* [Directions for this task]: Can you continue the conversation transcript below from the point where it stops?

He is the romantic type. I love to hear about
such incidents. Then what happened? Sir, when I refused him,
he said we can’t meet but I can look at you, right? Okay. – I said, no,
that is not possible too. So he said, fine,
when you go to school.. I was a school teacher at
that time. – Okay. Tell me from where do you
catch your bus. I told him the bus stop. Next day, when I went to the
bus stop I saw a man was coming
towards me slowly on a scooter and I am going from this side.
– I see. He was looking at me
and I was looking at him. And he was going on smiling. I thought, he is so stupid.
Who is this man? Stupid! – He is so stupid! I was engaged yesterday
and today someone is teasing me. Yes. – And this man comes to me
and says, hello, hi. And I got so scared.
And I thought he is so stupid, he teased me
and left. Later when I went ahead,
I thought, this man seems very familiar. Later I realised, he is the same
person with whom I got engaged. When you were talking about
him being romantic.. He did such romantic things
at that time. And now I was looking at his
reaction and he was sitting like this. Yes, these things had happened
at that time.. Thank you for sharing.
Thank you so much. Anyone else, who wants to..
Yes, mister. My name is Mohammad Taufeek,
I am from Uttar Pradesh. Welcome.

* [Recorded information]:
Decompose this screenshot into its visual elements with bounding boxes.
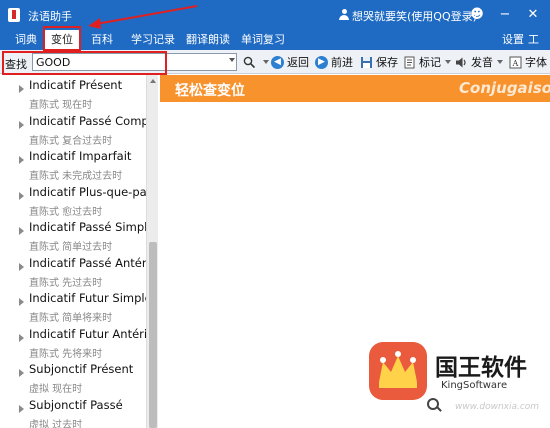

* [Right answer]:
– My problem is that I was in
love with one girl. And.. The problem is of the girl.. Okay, then.. I would talk to her secretly. Once I was talking to her
with the blanket over my head. Okay. – Were you alone
in the blanket? I was.. Alone in the.. Blanket. Oh, you mean you were
talking on the phone. Yes, I was talking on the phone
all alone. So I was telling her one day,
I will die, I will marry you. My dad heard this. – Okay. He threw me out of the house,
he beat me. I came to Mumbai. I came to Mumbai and I drive
a rickshaw here and I will marry that girl only even if I have to do
menial jobs for that. Wow! So how long back is this story.
– It’s about three years. Three years? Are you still
in touch with that girl? Yes, I talk to her. Oh, you still talk to her?
So your dad removed you from the blanket immediately? That.. I.. Didn’t you tell you dad, I have
warmed the blanket let me sleep for some time. Sir, you say it, maybe he will
see the show and she may agree.
Go ahead and say it. I should say it? If I had so
much power, why would the girls from our country
marry abroad. I am just saying it. Go ahead and say it. Okay, madam, if you love him,
decide between yourselves I have nothing to do in this. If your love is true,
you will marry her. Thank you, sir. Thank you, Mr. Taufeek. Anyone else?
Yes, madam. Hello, sir. Hello, ma’am.
– Hello. I have come from Surat.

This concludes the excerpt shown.